▶ **PROBLEM DETAILS**
Count the lines in the records below that contain the word "IP属地", and give only that number.

# PROVIDED RECORDS start

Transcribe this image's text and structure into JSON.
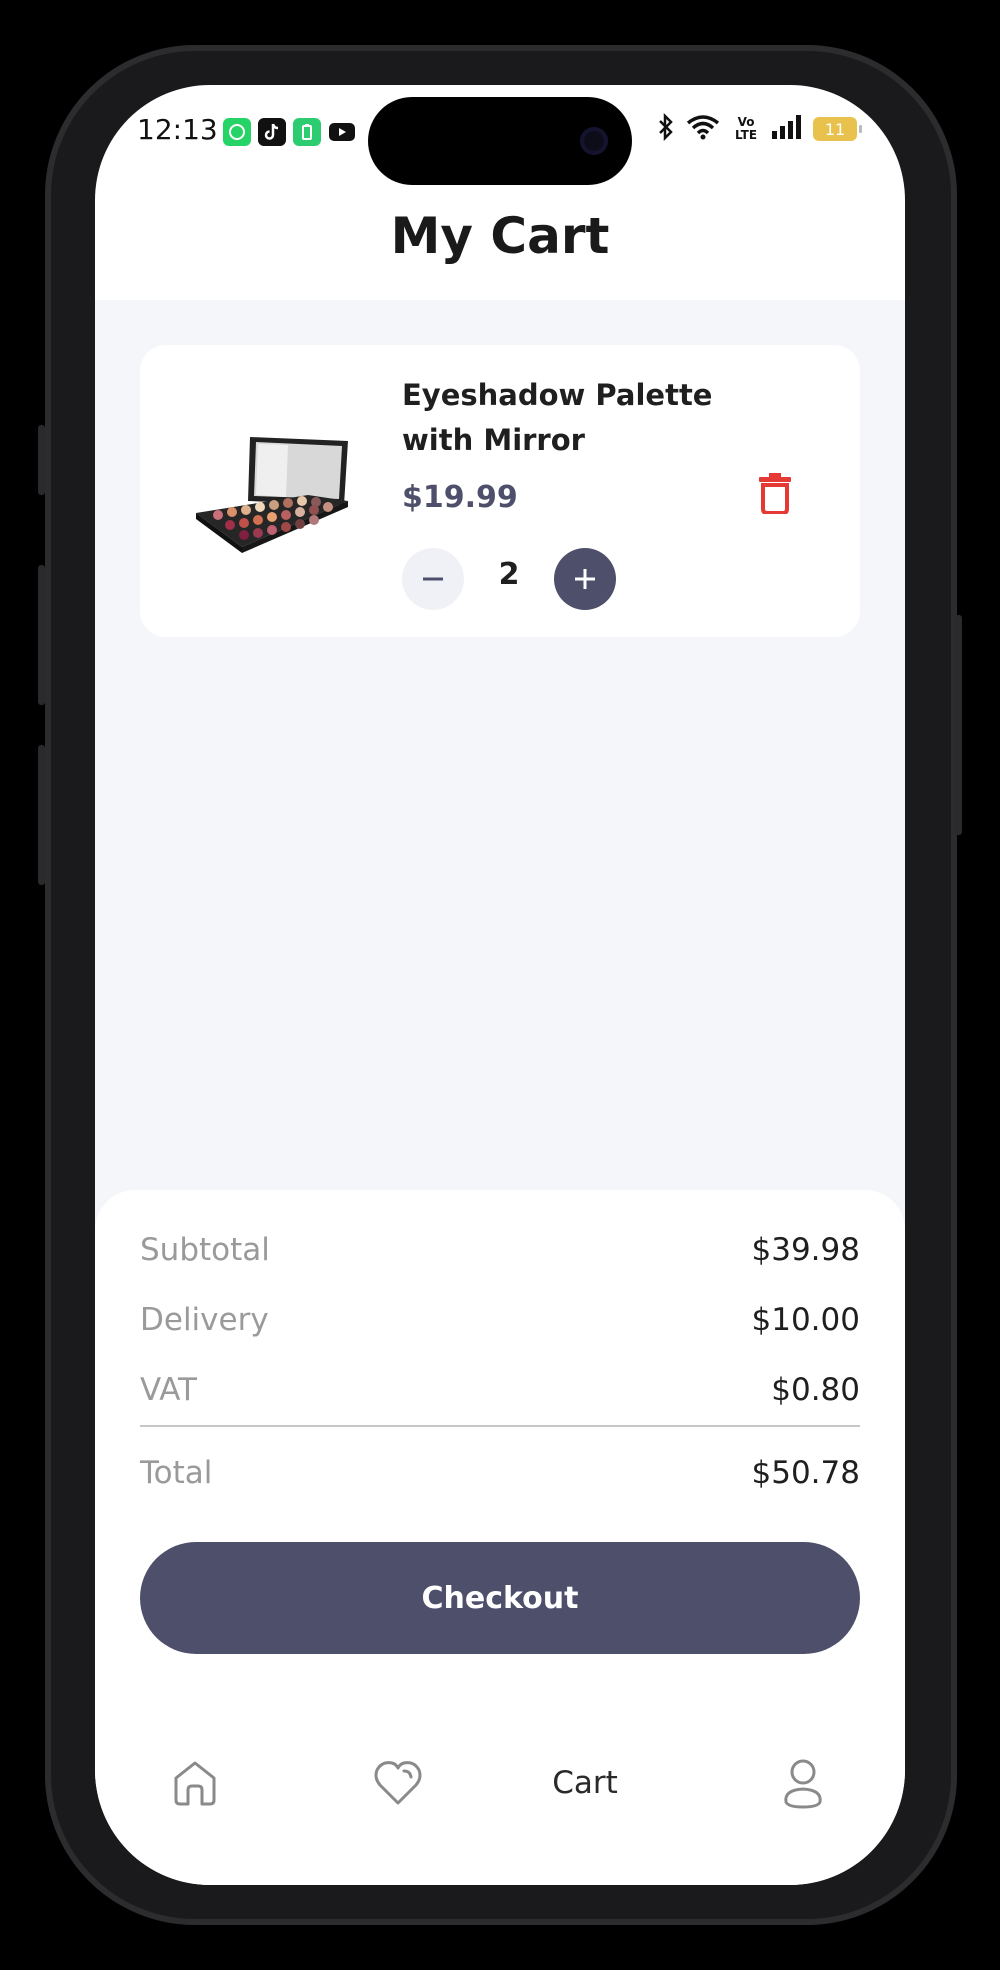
{
  "status_bar": {
    "time": "12:13",
    "apps": [
      "whatsapp-icon",
      "tiktok-icon",
      "battery-saver-icon",
      "youtube-icon"
    ],
    "network": "Vo LTE",
    "battery_level": "11"
  },
  "header": {
    "title": "My Cart"
  },
  "cart": {
    "items": [
      {
        "name": "Eyeshadow Palette with Mirror",
        "price": "$19.99",
        "quantity": "2",
        "image_icon": "eyeshadow-palette-image"
      }
    ]
  },
  "summary": {
    "subtotal_label": "Subtotal",
    "subtotal_value": "$39.98",
    "delivery_label": "Delivery",
    "delivery_value": "$10.00",
    "vat_label": "VAT",
    "vat_value": "$0.80",
    "total_label": "Total",
    "total_value": "$50.78",
    "checkout_label": "Checkout"
  },
  "nav": {
    "items": [
      {
        "icon": "home-icon",
        "label": ""
      },
      {
        "icon": "heart-icon",
        "label": ""
      },
      {
        "icon": "",
        "label": "Cart"
      },
      {
        "icon": "profile-icon",
        "label": ""
      }
    ]
  },
  "colors": {
    "accent": "#4e506b",
    "danger": "#e53935",
    "background": "#f5f6fa"
  }
}
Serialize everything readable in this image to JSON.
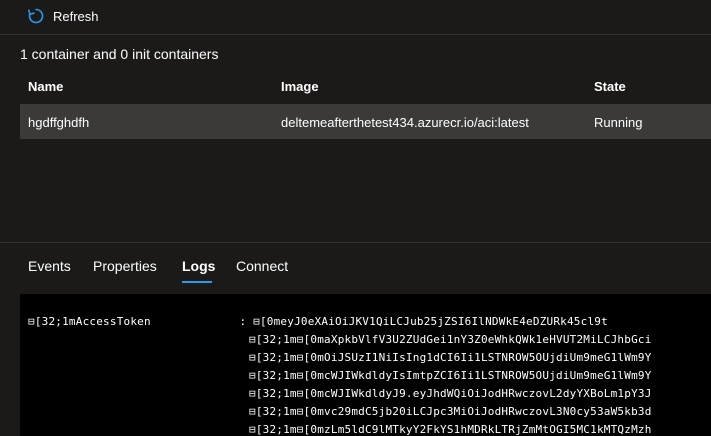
{
  "toolbar": {
    "refresh_label": "Refresh"
  },
  "summary": "1 container and 0 init containers",
  "table": {
    "headers": [
      "Name",
      "Image",
      "State"
    ],
    "rows": [
      [
        "hgdffghdfh",
        "deltemeafterthetest434.azurecr.io/aci:latest",
        "Running"
      ]
    ]
  },
  "tabs": [
    {
      "label": "Events"
    },
    {
      "label": "Properties"
    },
    {
      "label": "Logs",
      "active": true
    },
    {
      "label": "Connect"
    }
  ],
  "logs": {
    "lines": [
      "⊟[32;1mAccessToken             : ⊟[0meyJ0eXAiOiJKV1QiLCJub25jZSI6IlNDWkE4eDZURk45cl9t",
      "⊟[32;1m⊟[0maXpkbVlfV3U2ZUdGei1nY3Z0eWhkQWk1eHVUT2MiLCJhbGci",
      "⊟[32;1m⊟[0mOiJSUzI1NiIsIng1dCI6Ii1LSTNROW5OUjdiUm9meG1lWm9Y",
      "⊟[32;1m⊟[0mcWJIWkdldyIsImtpZCI6Ii1LSTNROW5OUjdiUm9meG1lWm9Y",
      "⊟[32;1m⊟[0mcWJIWkdldyJ9.eyJhdWQiOiJodHRwczovL2dyYXBoLm1pY3J",
      "⊟[32;1m⊟[0mvc29mdC5jb20iLCJpc3MiOiJodHRwczovL3N0cy53aW5kb3d",
      "⊟[32;1m⊟[0mzLm5ldC9lMTkyY2FkYS1hMDRkLTRjZmMtOGI5MC1kMTQzMzh"
    ]
  },
  "colors": {
    "accent": "#2899f5",
    "background": "#1b1a19",
    "row_highlight": "#3b3a39",
    "log_background": "#000000"
  }
}
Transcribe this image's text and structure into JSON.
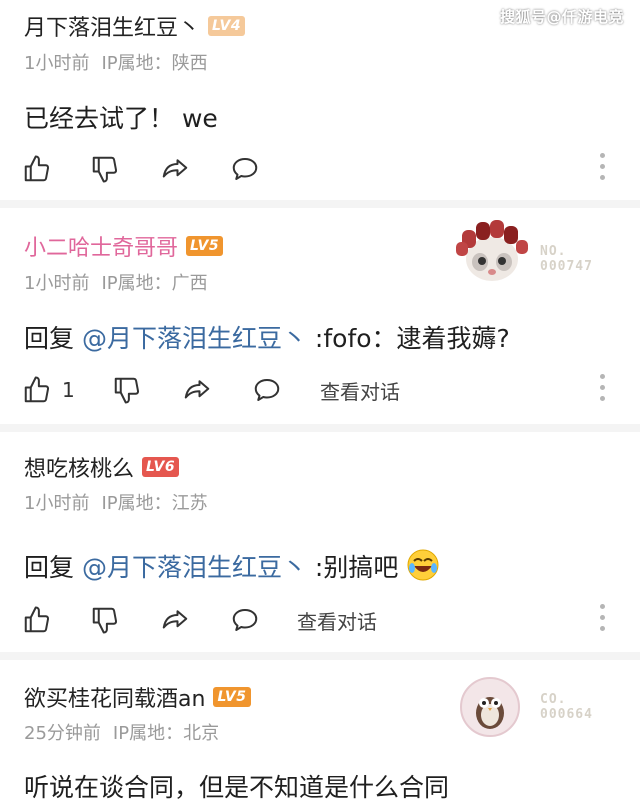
{
  "watermark": "搜狐号@仟游电竞",
  "colors": {
    "mention": "#3b6aa0",
    "pink_name": "#e0679b",
    "badge_lv4": "#f5c99a",
    "badge_lv5": "#f0952e",
    "badge_lv6": "#e5574f"
  },
  "icons": [
    "thumb-up-icon",
    "thumb-down-icon",
    "share-icon",
    "chat-bubble-icon",
    "more-vertical-icon"
  ],
  "comments": [
    {
      "user": "月下落泪生红豆丶",
      "level": "LV4",
      "time": "1小时前",
      "ip": "IP属地：陕西",
      "text": "已经去试了！ we"
    },
    {
      "user": "小二哈士奇哥哥",
      "level": "LV5",
      "time": "1小时前",
      "ip": "IP属地：广西",
      "reply_prefix": "回复",
      "mention": "@月下落泪生红豆丶",
      "text": " :fofo：逮着我薅?",
      "likes": "1",
      "view_conversation": "查看对话",
      "card_no_label": "NO.",
      "card_no_value": "000747"
    },
    {
      "user": "想吃核桃么",
      "level": "LV6",
      "time": "1小时前",
      "ip": "IP属地：江苏",
      "reply_prefix": "回复",
      "mention": "@月下落泪生红豆丶",
      "text": " :别搞吧",
      "view_conversation": "查看对话"
    },
    {
      "user": "欲买桂花同载酒an",
      "level": "LV5",
      "time": "25分钟前",
      "ip": "IP属地：北京",
      "text": "听说在谈合同，但是不知道是什么合同",
      "card_no_label": "CO.",
      "card_no_value": "000664"
    }
  ]
}
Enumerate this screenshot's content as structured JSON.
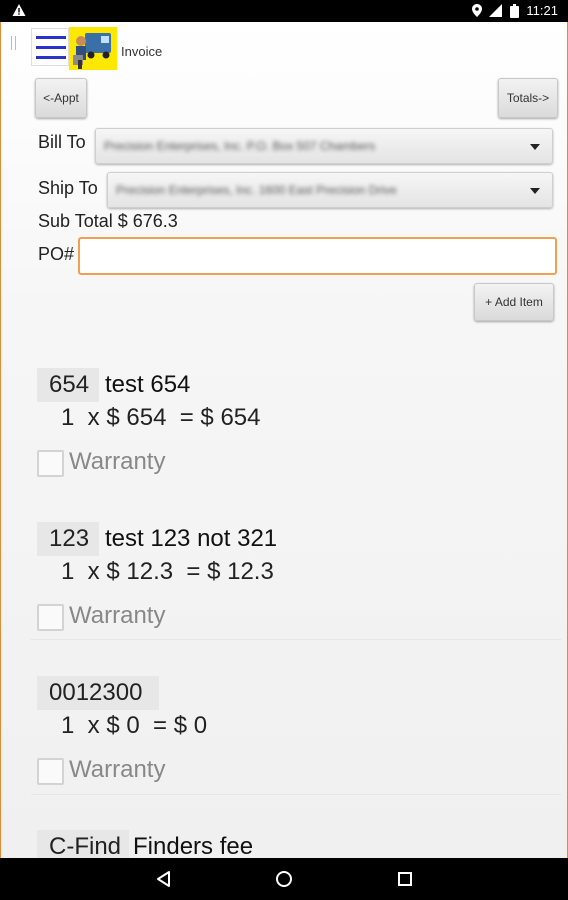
{
  "status_bar": {
    "time": "11:21",
    "icons": [
      "warning-icon",
      "location-icon",
      "signal-icon",
      "battery-icon"
    ]
  },
  "app_bar": {
    "title": "Invoice"
  },
  "buttons": {
    "appt": "<-Appt",
    "totals": "Totals->",
    "add_item": "+ Add Item"
  },
  "form": {
    "bill_to_label": "Bill To",
    "bill_to_value": "Precision Enterprises, Inc. P.O. Box 507 Chambers",
    "ship_to_label": "Ship To",
    "ship_to_value": "Precision Enterprises, Inc. 1600 East Precision Drive",
    "subtotal": "Sub Total $ 676.3",
    "po_label": "PO#",
    "po_value": ""
  },
  "items": [
    {
      "code": "654",
      "desc": "test 654",
      "calc": "1  x $ 654  = $ 654",
      "warranty": "Warranty",
      "warranty_checked": false
    },
    {
      "code": "123",
      "desc": "test 123 not 321",
      "calc": "1  x $ 12.3  = $ 12.3",
      "warranty": "Warranty",
      "warranty_checked": false
    },
    {
      "code": "0012300",
      "desc": "",
      "calc": "1  x $ 0  = $ 0",
      "warranty": "Warranty",
      "warranty_checked": false
    },
    {
      "code": "C-Find",
      "desc": "Finders fee"
    }
  ],
  "colors": {
    "menu_accent": "#2a33c9",
    "logo_bg": "#ffe800",
    "input_focus": "#f0a050"
  }
}
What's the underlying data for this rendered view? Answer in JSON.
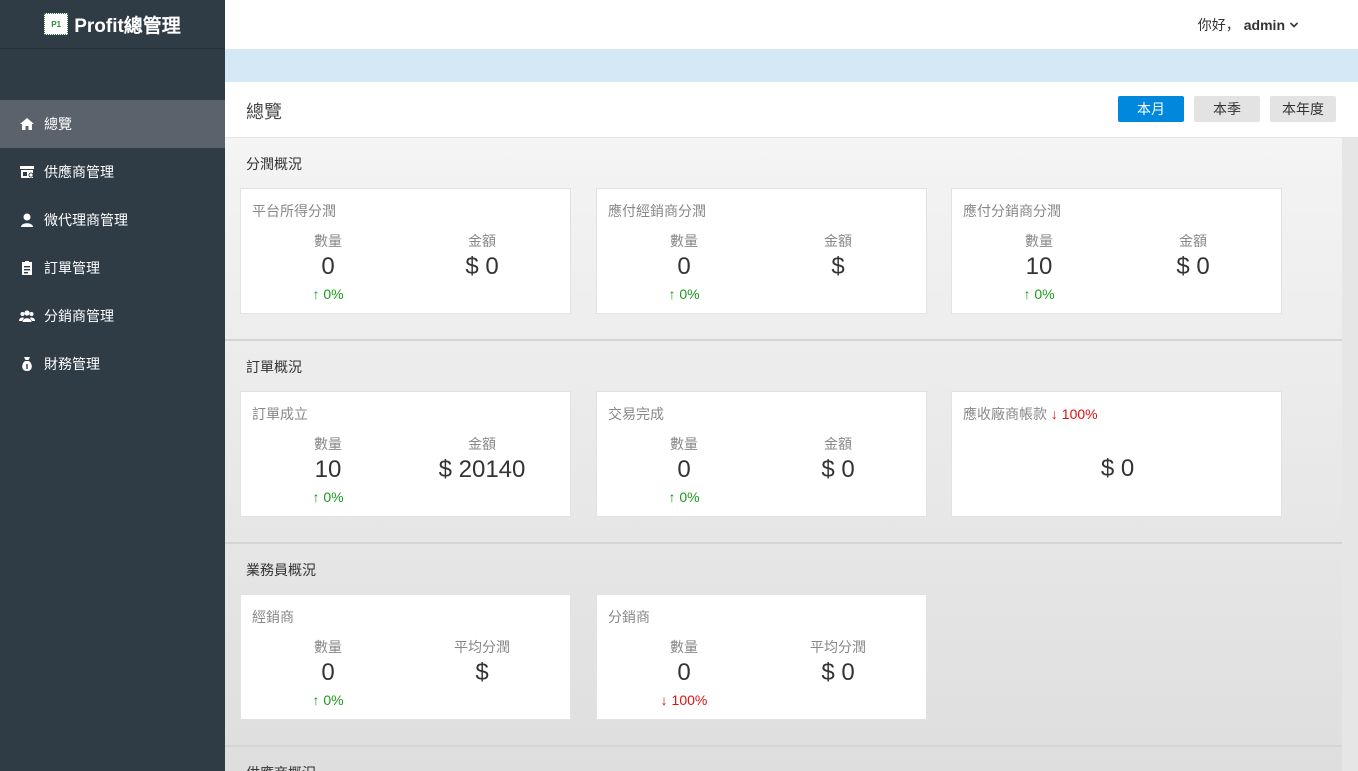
{
  "brand": {
    "logo_text": "P1",
    "title": "Profit總管理"
  },
  "sidebar": {
    "items": [
      {
        "label": "總覽",
        "icon": "home-icon",
        "active": true
      },
      {
        "label": "供應商管理",
        "icon": "store-icon",
        "active": false
      },
      {
        "label": "微代理商管理",
        "icon": "user-icon",
        "active": false
      },
      {
        "label": "訂單管理",
        "icon": "clipboard-icon",
        "active": false
      },
      {
        "label": "分銷商管理",
        "icon": "users-icon",
        "active": false
      },
      {
        "label": "財務管理",
        "icon": "money-bag-icon",
        "active": false
      }
    ]
  },
  "header": {
    "greeting": "你好，",
    "username": "admin"
  },
  "titlebar": {
    "title": "總覽",
    "periods": [
      "本月",
      "本季",
      "本年度"
    ],
    "active_period": "本月"
  },
  "sections": [
    {
      "title": "分潤概況",
      "cards": [
        {
          "title": "平台所得分潤",
          "cols": [
            {
              "label": "數量",
              "value": "0",
              "change": "↑ 0%",
              "dir": "up"
            },
            {
              "label": "金額",
              "value": "$ 0"
            }
          ]
        },
        {
          "title": "應付經銷商分潤",
          "cols": [
            {
              "label": "數量",
              "value": "0",
              "change": "↑ 0%",
              "dir": "up"
            },
            {
              "label": "金額",
              "value": "$"
            }
          ]
        },
        {
          "title": "應付分銷商分潤",
          "cols": [
            {
              "label": "數量",
              "value": "10",
              "change": "↑ 0%",
              "dir": "up"
            },
            {
              "label": "金額",
              "value": "$ 0"
            }
          ]
        }
      ]
    },
    {
      "title": "訂單概況",
      "cards": [
        {
          "title": "訂單成立",
          "cols": [
            {
              "label": "數量",
              "value": "10",
              "change": "↑ 0%",
              "dir": "up"
            },
            {
              "label": "金額",
              "value": "$ 20140"
            }
          ]
        },
        {
          "title": "交易完成",
          "cols": [
            {
              "label": "數量",
              "value": "0",
              "change": "↑ 0%",
              "dir": "up"
            },
            {
              "label": "金額",
              "value": "$ 0"
            }
          ]
        },
        {
          "title": "應收廠商帳款",
          "title_change": "↓ 100%",
          "value": "$ 0"
        }
      ]
    },
    {
      "title": "業務員概況",
      "cards": [
        {
          "title": "經銷商",
          "cols": [
            {
              "label": "數量",
              "value": "0",
              "change": "↑ 0%",
              "dir": "up"
            },
            {
              "label": "平均分潤",
              "value": "$"
            }
          ]
        },
        {
          "title": "分銷商",
          "cols": [
            {
              "label": "數量",
              "value": "0",
              "change": "↓ 100%",
              "dir": "down"
            },
            {
              "label": "平均分潤",
              "value": "$ 0"
            }
          ]
        }
      ]
    },
    {
      "title": "供應商概況"
    }
  ],
  "colors": {
    "sidebar_bg": "#2f3b45",
    "active_item_bg": "#5a636b",
    "accent": "#0088dd",
    "up": "#1a9a1a",
    "down": "#e01010"
  }
}
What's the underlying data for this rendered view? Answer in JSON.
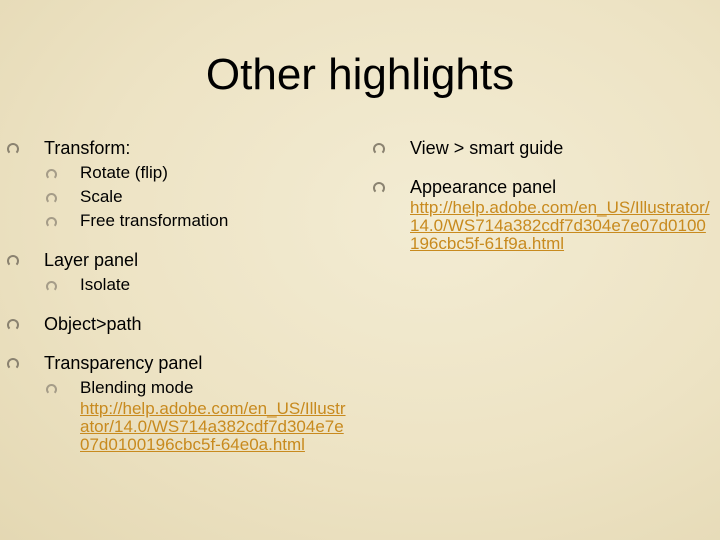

# PROVIDED RECORDS end

▶ **ANSWER FOR THE TASK**
4